[Raw data]:
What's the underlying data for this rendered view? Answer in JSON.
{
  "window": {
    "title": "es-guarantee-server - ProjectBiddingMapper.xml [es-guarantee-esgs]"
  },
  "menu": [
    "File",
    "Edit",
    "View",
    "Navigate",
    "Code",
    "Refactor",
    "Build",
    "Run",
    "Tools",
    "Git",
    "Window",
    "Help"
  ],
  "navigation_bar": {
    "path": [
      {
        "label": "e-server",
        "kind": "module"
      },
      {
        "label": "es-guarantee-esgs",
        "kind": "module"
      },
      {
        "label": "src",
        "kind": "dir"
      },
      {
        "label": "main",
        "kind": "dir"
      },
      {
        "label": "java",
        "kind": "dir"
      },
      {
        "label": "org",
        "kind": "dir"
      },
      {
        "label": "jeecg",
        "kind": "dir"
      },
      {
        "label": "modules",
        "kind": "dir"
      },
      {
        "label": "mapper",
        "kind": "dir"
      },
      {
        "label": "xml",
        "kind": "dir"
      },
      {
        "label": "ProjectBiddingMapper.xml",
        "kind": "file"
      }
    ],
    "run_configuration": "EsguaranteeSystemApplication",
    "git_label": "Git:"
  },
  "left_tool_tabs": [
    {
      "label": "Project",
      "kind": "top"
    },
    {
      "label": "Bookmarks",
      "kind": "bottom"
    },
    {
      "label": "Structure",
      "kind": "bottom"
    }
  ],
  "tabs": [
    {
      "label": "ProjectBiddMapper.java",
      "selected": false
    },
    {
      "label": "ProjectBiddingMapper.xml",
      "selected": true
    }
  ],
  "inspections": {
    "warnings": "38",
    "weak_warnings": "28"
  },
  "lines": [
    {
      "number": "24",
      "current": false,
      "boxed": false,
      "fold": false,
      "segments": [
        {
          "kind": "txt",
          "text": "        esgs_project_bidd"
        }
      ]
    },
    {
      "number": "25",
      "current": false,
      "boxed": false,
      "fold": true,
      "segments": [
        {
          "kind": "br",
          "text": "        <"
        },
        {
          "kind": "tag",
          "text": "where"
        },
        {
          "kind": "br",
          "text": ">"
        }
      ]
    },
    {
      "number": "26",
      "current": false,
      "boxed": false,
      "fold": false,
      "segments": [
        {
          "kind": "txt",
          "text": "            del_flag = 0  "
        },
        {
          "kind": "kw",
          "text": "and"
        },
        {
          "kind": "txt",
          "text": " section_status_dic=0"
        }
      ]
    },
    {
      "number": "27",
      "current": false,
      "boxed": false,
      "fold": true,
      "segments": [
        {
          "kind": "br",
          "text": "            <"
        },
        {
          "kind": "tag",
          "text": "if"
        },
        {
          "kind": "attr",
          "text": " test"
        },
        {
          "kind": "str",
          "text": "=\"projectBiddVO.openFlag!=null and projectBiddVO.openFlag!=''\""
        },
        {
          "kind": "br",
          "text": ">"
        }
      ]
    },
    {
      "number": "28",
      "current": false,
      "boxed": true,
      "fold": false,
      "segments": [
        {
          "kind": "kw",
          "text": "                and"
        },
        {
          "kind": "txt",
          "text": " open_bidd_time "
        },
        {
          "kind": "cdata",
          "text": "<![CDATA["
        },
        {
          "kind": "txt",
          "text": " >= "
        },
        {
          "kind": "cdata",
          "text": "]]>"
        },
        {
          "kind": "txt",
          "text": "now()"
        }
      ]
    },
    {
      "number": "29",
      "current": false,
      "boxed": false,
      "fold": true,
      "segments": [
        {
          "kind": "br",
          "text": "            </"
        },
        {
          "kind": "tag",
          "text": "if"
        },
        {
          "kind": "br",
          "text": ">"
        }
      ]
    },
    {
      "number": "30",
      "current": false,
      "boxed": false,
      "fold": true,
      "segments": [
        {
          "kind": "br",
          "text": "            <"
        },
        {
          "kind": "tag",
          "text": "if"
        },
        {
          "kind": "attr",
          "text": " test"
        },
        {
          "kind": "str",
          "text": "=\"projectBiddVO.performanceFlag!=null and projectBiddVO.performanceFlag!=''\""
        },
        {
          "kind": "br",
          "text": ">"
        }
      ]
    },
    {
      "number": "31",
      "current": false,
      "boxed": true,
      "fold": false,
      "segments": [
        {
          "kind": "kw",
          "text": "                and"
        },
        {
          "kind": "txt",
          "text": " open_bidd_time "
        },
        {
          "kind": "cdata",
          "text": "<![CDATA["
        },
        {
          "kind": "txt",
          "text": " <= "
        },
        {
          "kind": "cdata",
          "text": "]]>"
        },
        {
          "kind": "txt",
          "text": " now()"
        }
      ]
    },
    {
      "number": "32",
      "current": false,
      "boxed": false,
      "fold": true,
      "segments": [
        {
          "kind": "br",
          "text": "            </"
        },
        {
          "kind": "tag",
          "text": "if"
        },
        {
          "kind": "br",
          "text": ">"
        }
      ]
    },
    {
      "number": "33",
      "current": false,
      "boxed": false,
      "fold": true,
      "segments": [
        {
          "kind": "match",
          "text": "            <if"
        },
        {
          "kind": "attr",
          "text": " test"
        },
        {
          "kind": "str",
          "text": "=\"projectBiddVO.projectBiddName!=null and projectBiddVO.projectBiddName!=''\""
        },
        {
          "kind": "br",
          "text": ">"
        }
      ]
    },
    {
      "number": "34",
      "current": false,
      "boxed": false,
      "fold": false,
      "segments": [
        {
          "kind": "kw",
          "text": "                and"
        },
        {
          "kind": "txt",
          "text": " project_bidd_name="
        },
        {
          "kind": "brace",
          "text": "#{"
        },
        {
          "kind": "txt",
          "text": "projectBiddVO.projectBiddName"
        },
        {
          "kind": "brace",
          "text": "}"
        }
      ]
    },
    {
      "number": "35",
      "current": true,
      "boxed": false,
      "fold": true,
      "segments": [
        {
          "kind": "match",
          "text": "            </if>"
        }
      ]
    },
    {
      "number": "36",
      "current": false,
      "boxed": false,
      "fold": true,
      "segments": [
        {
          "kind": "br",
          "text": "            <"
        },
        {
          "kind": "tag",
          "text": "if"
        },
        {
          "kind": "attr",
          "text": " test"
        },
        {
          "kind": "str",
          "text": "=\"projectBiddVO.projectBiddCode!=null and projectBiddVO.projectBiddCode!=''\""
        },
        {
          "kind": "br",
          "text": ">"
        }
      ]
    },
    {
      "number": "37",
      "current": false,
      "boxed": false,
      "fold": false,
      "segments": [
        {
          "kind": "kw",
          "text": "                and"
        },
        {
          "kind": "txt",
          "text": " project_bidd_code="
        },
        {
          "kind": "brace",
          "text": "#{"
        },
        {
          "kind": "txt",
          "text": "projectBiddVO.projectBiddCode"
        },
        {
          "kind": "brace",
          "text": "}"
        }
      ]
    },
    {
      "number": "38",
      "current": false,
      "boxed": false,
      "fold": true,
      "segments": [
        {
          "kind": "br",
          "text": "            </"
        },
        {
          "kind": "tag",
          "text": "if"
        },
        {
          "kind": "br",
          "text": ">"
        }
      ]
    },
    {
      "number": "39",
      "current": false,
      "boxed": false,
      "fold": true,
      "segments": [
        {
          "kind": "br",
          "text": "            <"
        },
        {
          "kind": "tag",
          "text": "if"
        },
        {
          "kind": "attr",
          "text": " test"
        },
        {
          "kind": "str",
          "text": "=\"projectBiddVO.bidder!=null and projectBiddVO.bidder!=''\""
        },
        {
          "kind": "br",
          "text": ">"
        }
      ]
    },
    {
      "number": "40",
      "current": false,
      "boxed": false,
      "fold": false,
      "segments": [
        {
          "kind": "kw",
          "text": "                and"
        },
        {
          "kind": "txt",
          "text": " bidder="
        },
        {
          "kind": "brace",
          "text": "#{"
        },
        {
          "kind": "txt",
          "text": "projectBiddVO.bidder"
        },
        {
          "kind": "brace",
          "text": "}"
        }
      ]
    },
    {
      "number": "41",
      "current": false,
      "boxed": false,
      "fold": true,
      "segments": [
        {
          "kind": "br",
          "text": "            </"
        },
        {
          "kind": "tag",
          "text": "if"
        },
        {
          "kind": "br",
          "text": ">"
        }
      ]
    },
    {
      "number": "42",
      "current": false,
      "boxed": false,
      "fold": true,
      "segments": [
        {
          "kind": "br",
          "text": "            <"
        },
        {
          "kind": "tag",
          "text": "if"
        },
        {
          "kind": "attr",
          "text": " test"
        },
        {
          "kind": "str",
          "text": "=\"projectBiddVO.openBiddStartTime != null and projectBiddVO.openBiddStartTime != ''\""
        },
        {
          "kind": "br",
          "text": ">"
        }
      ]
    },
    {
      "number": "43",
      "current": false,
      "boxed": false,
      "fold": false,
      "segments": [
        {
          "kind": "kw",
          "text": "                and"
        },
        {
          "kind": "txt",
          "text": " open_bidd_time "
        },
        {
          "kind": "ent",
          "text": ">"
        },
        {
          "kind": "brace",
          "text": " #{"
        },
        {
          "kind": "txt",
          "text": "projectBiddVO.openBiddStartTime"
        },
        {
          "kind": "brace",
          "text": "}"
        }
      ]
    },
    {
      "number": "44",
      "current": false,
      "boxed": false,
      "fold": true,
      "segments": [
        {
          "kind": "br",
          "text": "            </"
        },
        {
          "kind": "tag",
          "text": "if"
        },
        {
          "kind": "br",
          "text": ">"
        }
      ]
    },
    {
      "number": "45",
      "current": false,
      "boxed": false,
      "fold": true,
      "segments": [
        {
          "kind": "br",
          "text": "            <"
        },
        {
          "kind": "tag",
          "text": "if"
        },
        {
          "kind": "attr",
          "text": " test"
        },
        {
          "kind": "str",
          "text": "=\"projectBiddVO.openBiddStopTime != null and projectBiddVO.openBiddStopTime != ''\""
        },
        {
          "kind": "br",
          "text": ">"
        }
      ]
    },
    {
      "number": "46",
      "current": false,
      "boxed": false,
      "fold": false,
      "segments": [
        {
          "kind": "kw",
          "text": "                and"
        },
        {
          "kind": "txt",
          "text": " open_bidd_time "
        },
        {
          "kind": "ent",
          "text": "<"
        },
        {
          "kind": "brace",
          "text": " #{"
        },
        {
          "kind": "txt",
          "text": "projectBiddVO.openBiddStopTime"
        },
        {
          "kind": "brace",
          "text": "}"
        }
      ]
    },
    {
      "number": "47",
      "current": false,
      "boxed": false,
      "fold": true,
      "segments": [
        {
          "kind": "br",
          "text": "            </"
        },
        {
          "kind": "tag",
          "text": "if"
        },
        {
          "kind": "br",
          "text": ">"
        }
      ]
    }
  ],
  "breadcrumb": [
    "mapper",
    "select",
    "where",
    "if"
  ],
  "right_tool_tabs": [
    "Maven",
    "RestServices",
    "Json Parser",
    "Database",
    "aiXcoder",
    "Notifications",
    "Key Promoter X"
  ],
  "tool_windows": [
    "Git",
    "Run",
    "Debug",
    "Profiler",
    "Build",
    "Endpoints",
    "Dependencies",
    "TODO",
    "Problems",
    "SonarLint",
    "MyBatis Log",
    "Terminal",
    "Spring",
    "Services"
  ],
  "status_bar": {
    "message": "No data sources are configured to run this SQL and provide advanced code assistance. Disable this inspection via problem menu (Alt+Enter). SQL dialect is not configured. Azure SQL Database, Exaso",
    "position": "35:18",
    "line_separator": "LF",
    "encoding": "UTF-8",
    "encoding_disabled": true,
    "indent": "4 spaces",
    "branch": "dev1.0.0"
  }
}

[Given task]: Locate the word "openBiddStopTime" in the entries, and copy every line where it is found.

[Task output]:
          "text": "=\"projectBiddVO.openBiddStopTime != null and projectBiddVO.openBiddStopTime != ''\""
          "text": "projectBiddVO.openBiddStopTime"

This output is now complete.